* Task objective: A word-for-word copy of the entries below is required.

* Given information:
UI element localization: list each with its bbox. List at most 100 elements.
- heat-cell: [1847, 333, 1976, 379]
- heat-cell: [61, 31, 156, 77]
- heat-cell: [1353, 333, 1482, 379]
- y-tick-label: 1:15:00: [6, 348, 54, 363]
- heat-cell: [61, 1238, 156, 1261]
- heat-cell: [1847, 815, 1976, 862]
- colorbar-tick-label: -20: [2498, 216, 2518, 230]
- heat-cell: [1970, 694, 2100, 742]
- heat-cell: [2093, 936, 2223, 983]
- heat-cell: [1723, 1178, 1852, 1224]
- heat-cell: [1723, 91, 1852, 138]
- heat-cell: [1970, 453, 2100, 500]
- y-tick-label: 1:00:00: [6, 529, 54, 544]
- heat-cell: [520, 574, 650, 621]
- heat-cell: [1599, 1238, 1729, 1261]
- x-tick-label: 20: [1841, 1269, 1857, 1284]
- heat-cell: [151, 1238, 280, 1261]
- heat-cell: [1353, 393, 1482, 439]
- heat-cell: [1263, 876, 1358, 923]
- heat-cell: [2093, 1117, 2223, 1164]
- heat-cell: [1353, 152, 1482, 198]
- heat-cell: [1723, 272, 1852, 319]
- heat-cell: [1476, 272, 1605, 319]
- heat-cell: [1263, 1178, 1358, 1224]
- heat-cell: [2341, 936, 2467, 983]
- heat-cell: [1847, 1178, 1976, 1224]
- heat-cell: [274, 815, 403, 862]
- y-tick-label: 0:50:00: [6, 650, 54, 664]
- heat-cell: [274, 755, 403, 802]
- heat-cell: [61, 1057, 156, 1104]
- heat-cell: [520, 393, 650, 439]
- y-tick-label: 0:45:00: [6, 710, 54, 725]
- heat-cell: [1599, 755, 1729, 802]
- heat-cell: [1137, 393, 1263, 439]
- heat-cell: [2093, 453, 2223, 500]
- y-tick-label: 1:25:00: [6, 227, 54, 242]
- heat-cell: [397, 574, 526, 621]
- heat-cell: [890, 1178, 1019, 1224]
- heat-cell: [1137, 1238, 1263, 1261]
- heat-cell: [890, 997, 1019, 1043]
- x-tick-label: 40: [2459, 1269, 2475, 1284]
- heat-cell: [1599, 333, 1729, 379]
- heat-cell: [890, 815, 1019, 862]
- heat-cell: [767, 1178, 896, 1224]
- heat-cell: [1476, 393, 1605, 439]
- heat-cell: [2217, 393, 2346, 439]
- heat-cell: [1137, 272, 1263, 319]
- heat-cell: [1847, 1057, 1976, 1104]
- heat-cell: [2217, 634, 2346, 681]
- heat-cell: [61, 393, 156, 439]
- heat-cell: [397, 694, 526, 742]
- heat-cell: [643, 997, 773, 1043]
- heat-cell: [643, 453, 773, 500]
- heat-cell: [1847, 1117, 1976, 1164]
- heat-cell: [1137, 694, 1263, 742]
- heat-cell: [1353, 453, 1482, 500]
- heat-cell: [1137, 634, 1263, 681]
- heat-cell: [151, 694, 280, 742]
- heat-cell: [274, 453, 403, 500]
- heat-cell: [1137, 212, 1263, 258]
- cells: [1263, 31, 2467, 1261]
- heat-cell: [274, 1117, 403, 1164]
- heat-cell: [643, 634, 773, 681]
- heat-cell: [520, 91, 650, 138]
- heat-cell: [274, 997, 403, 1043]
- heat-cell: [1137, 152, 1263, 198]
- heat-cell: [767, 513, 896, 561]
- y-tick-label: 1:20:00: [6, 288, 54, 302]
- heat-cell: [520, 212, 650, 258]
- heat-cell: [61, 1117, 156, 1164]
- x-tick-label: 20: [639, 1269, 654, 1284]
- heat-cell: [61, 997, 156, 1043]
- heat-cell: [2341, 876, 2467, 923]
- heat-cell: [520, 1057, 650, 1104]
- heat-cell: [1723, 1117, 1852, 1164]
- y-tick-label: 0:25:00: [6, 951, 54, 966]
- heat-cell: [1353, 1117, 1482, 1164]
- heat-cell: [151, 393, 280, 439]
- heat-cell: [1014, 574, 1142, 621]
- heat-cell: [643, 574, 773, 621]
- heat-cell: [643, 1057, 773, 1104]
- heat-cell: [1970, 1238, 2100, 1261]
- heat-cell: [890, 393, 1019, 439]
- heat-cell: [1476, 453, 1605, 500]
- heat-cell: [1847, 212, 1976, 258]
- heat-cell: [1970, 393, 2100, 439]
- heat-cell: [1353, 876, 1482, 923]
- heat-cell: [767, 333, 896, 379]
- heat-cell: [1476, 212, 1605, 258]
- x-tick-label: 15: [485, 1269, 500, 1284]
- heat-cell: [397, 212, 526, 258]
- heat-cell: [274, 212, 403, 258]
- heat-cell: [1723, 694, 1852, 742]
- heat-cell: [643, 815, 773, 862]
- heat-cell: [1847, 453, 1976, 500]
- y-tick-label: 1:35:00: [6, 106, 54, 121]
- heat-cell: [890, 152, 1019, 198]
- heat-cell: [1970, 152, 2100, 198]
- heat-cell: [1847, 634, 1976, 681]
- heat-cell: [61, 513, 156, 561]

* Reply to the exercise:
UI element localization: list each with its bbox. List at most 100 elements.
- heat-cell: [1847, 333, 1976, 379]
- heat-cell: [61, 31, 156, 77]
- heat-cell: [1353, 333, 1482, 379]
- y-tick-label: 1:15:00: [6, 348, 54, 363]
- heat-cell: [61, 1238, 156, 1261]
- heat-cell: [1847, 815, 1976, 862]
- colorbar-tick-label: -20: [2498, 216, 2518, 230]
- heat-cell: [1970, 694, 2100, 742]
- heat-cell: [2093, 936, 2223, 983]
- heat-cell: [1723, 1178, 1852, 1224]
- heat-cell: [1723, 91, 1852, 138]
- heat-cell: [1970, 453, 2100, 500]
- y-tick-label: 1:00:00: [6, 529, 54, 544]
- heat-cell: [520, 574, 650, 621]
- heat-cell: [1599, 1238, 1729, 1261]
- x-tick-label: 20: [1841, 1269, 1857, 1284]
- heat-cell: [151, 1238, 280, 1261]
- heat-cell: [1353, 393, 1482, 439]
- heat-cell: [1263, 876, 1358, 923]
- heat-cell: [2093, 1117, 2223, 1164]
- heat-cell: [1353, 152, 1482, 198]
- heat-cell: [1723, 272, 1852, 319]
- heat-cell: [1476, 272, 1605, 319]
- heat-cell: [1263, 1178, 1358, 1224]
- heat-cell: [2341, 936, 2467, 983]
- heat-cell: [1847, 1178, 1976, 1224]
- heat-cell: [274, 815, 403, 862]
- y-tick-label: 0:50:00: [6, 650, 54, 664]
- heat-cell: [274, 755, 403, 802]
- heat-cell: [61, 1057, 156, 1104]
- heat-cell: [520, 393, 650, 439]
- y-tick-label: 0:45:00: [6, 710, 54, 725]
- heat-cell: [1599, 755, 1729, 802]
- heat-cell: [1137, 393, 1263, 439]
- heat-cell: [2093, 453, 2223, 500]
- y-tick-label: 1:25:00: [6, 227, 54, 242]
- heat-cell: [397, 574, 526, 621]
- heat-cell: [890, 1178, 1019, 1224]
- heat-cell: [1137, 1238, 1263, 1261]
- heat-cell: [890, 997, 1019, 1043]
- x-tick-label: 40: [2459, 1269, 2475, 1284]
- heat-cell: [1599, 333, 1729, 379]
- heat-cell: [890, 815, 1019, 862]
- heat-cell: [767, 1178, 896, 1224]
- heat-cell: [1476, 393, 1605, 439]
- heat-cell: [2217, 393, 2346, 439]
- heat-cell: [1137, 272, 1263, 319]
- heat-cell: [1847, 1057, 1976, 1104]
- heat-cell: [2217, 634, 2346, 681]
- heat-cell: [61, 393, 156, 439]
- heat-cell: [397, 694, 526, 742]
- heat-cell: [643, 997, 773, 1043]
- heat-cell: [643, 453, 773, 500]
- heat-cell: [1847, 1117, 1976, 1164]
- heat-cell: [1137, 694, 1263, 742]
- heat-cell: [1353, 453, 1482, 500]
- heat-cell: [1137, 634, 1263, 681]
- heat-cell: [151, 694, 280, 742]
- heat-cell: [274, 453, 403, 500]
- heat-cell: [1137, 212, 1263, 258]
- cells: [1263, 31, 2467, 1261]
- heat-cell: [274, 1117, 403, 1164]
- heat-cell: [643, 634, 773, 681]
- heat-cell: [520, 91, 650, 138]
- heat-cell: [274, 997, 403, 1043]
- heat-cell: [1137, 152, 1263, 198]
- heat-cell: [767, 513, 896, 561]
- y-tick-label: 1:20:00: [6, 288, 54, 302]
- heat-cell: [520, 212, 650, 258]
- heat-cell: [61, 1117, 156, 1164]
- x-tick-label: 20: [639, 1269, 654, 1284]
- heat-cell: [61, 997, 156, 1043]
- heat-cell: [2341, 876, 2467, 923]
- heat-cell: [520, 1057, 650, 1104]
- heat-cell: [1723, 1117, 1852, 1164]
- y-tick-label: 0:25:00: [6, 951, 54, 966]
- heat-cell: [1353, 1117, 1482, 1164]
- heat-cell: [151, 393, 280, 439]
- heat-cell: [1014, 574, 1142, 621]
- heat-cell: [643, 574, 773, 621]
- heat-cell: [643, 1057, 773, 1104]
- heat-cell: [1970, 1238, 2100, 1261]
- heat-cell: [890, 393, 1019, 439]
- heat-cell: [1476, 453, 1605, 500]
- heat-cell: [1847, 212, 1976, 258]
- heat-cell: [1970, 393, 2100, 439]
- heat-cell: [1353, 876, 1482, 923]
- heat-cell: [767, 333, 896, 379]
- heat-cell: [1476, 212, 1605, 258]
- x-tick-label: 15: [485, 1269, 500, 1284]
- heat-cell: [397, 212, 526, 258]
- heat-cell: [274, 212, 403, 258]
- heat-cell: [1723, 694, 1852, 742]
- heat-cell: [643, 815, 773, 862]
- heat-cell: [1847, 453, 1976, 500]
- y-tick-label: 1:35:00: [6, 106, 54, 121]
- heat-cell: [890, 152, 1019, 198]
- heat-cell: [1970, 152, 2100, 198]
- heat-cell: [1847, 634, 1976, 681]
- heat-cell: [61, 513, 156, 561]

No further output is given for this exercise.